* [GIVEN INFORMATION]

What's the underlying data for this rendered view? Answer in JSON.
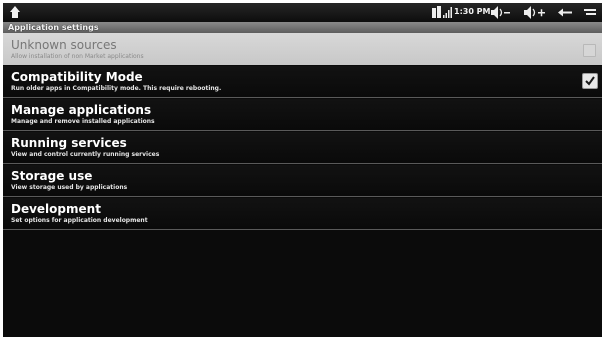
{
  "status_bar": {
    "time": "1:30 PM",
    "icons": [
      "home-icon",
      "notification-icon",
      "signal-icon",
      "volume-down-icon",
      "volume-up-icon",
      "back-icon",
      "menu-icon"
    ]
  },
  "screen_title": "Application settings",
  "unknown_sources": {
    "title": "Unknown sources",
    "summary": "Allow installation of non Market applications",
    "checked": false,
    "enabled": false
  },
  "items": [
    {
      "title": "Compatibility Mode",
      "summary": "Run older apps in Compatibility mode. This require rebooting.",
      "checked": true
    },
    {
      "title": "Manage applications",
      "summary": "Manage and remove installed applications"
    },
    {
      "title": "Running services",
      "summary": "View and control currently running services"
    },
    {
      "title": "Storage use",
      "summary": "View storage used by applications"
    },
    {
      "title": "Development",
      "summary": "Set options for application development"
    }
  ]
}
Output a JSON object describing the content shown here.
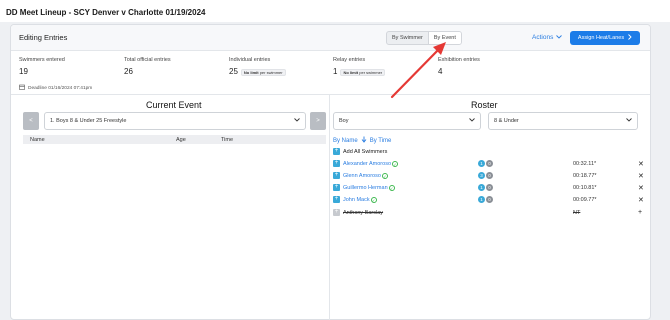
{
  "page": {
    "title": "DD Meet Lineup - SCY Denver v Charlotte 01/19/2024"
  },
  "header": {
    "editing_title": "Editing Entries",
    "view_toggle": [
      "By Swimmer",
      "By Event"
    ],
    "active_view": "By Event",
    "actions_label": "Actions",
    "assign_label": "Assign Heat/Lanes"
  },
  "stats": {
    "swimmers_entered": {
      "label": "Swimmers entered",
      "value": "19"
    },
    "total_official": {
      "label": "Total official entries",
      "value": "26"
    },
    "individual": {
      "label": "Individual entries",
      "value": "25",
      "note_bold": "No limit",
      "note_rest": "per swimmer"
    },
    "relay": {
      "label": "Relay entries",
      "value": "1",
      "note_bold": "No limit",
      "note_rest": "per swimmer"
    },
    "exhibition": {
      "label": "Exhibition entries",
      "value": "4"
    }
  },
  "deadline": "Deadline 01/16/2024 07:41pm",
  "current_event": {
    "title": "Current Event",
    "prev": "<",
    "next": ">",
    "selected": "1. Boys 8 & Under 25 Freestyle",
    "columns": [
      "Name",
      "Age",
      "Time"
    ]
  },
  "roster": {
    "title": "Roster",
    "gender": "Boy",
    "age_group": "8 & Under",
    "sort_by_name": "By Name",
    "sort_by_time": "By Time",
    "add_all": "Add All Swimmers",
    "swimmers": [
      {
        "name": "Alexander Amoroso",
        "badge1": "1",
        "badge2": "0",
        "time": "00:32.11*",
        "action": "✕"
      },
      {
        "name": "Glenn Amoroso",
        "badge1": "3",
        "badge2": "0",
        "time": "00:18.77*",
        "action": "✕"
      },
      {
        "name": "Guillermo Herman",
        "badge1": "1",
        "badge2": "0",
        "time": "00:10.81*",
        "action": "✕"
      },
      {
        "name": "John Mack",
        "badge1": "1",
        "badge2": "0",
        "time": "00:09.77*",
        "action": "✕"
      },
      {
        "name": "Anthony Barclay",
        "time": "NT",
        "action": "+"
      }
    ]
  },
  "colors": {
    "accent": "#1c7ce8",
    "link": "#2a7de1",
    "badge": "#39a9d8",
    "check": "#3fb950",
    "annotation_arrow": "#e53935"
  }
}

* [THE EXERCISE] Copy each line in full and exactly, omitting any picture.

* [EXERCISE RESPONSE]
What's the underlying data for this rendered view? Answer in JSON.
{
  "status_bar": {
    "time": "1:30 PM",
    "icons": [
      "home-icon",
      "notification-icon",
      "signal-icon",
      "volume-down-icon",
      "volume-up-icon",
      "back-icon",
      "menu-icon"
    ]
  },
  "screen_title": "Application settings",
  "unknown_sources": {
    "title": "Unknown sources",
    "summary": "Allow installation of non Market applications",
    "checked": false,
    "enabled": false
  },
  "items": [
    {
      "title": "Compatibility Mode",
      "summary": "Run older apps in Compatibility mode. This require rebooting.",
      "checked": true
    },
    {
      "title": "Manage applications",
      "summary": "Manage and remove installed applications"
    },
    {
      "title": "Running services",
      "summary": "View and control currently running services"
    },
    {
      "title": "Storage use",
      "summary": "View storage used by applications"
    },
    {
      "title": "Development",
      "summary": "Set options for application development"
    }
  ]
}
Output a JSON object describing the content shown here.
{
  "page": {
    "title": "DD Meet Lineup - SCY Denver v Charlotte 01/19/2024"
  },
  "header": {
    "editing_title": "Editing Entries",
    "view_toggle": [
      "By Swimmer",
      "By Event"
    ],
    "active_view": "By Event",
    "actions_label": "Actions",
    "assign_label": "Assign Heat/Lanes"
  },
  "stats": {
    "swimmers_entered": {
      "label": "Swimmers entered",
      "value": "19"
    },
    "total_official": {
      "label": "Total official entries",
      "value": "26"
    },
    "individual": {
      "label": "Individual entries",
      "value": "25",
      "note_bold": "No limit",
      "note_rest": "per swimmer"
    },
    "relay": {
      "label": "Relay entries",
      "value": "1",
      "note_bold": "No limit",
      "note_rest": "per swimmer"
    },
    "exhibition": {
      "label": "Exhibition entries",
      "value": "4"
    }
  },
  "deadline": "Deadline 01/16/2024 07:41pm",
  "current_event": {
    "title": "Current Event",
    "prev": "<",
    "next": ">",
    "selected": "1. Boys 8 & Under 25 Freestyle",
    "columns": [
      "Name",
      "Age",
      "Time"
    ]
  },
  "roster": {
    "title": "Roster",
    "gender": "Boy",
    "age_group": "8 & Under",
    "sort_by_name": "By Name",
    "sort_by_time": "By Time",
    "add_all": "Add All Swimmers",
    "swimmers": [
      {
        "name": "Alexander Amoroso",
        "badge1": "1",
        "badge2": "0",
        "time": "00:32.11*",
        "action": "✕"
      },
      {
        "name": "Glenn Amoroso",
        "badge1": "3",
        "badge2": "0",
        "time": "00:18.77*",
        "action": "✕"
      },
      {
        "name": "Guillermo Herman",
        "badge1": "1",
        "badge2": "0",
        "time": "00:10.81*",
        "action": "✕"
      },
      {
        "name": "John Mack",
        "badge1": "1",
        "badge2": "0",
        "time": "00:09.77*",
        "action": "✕"
      },
      {
        "name": "Anthony Barclay",
        "time": "NT",
        "action": "+"
      }
    ]
  },
  "colors": {
    "accent": "#1c7ce8",
    "link": "#2a7de1",
    "badge": "#39a9d8",
    "check": "#3fb950",
    "annotation_arrow": "#e53935"
  }
}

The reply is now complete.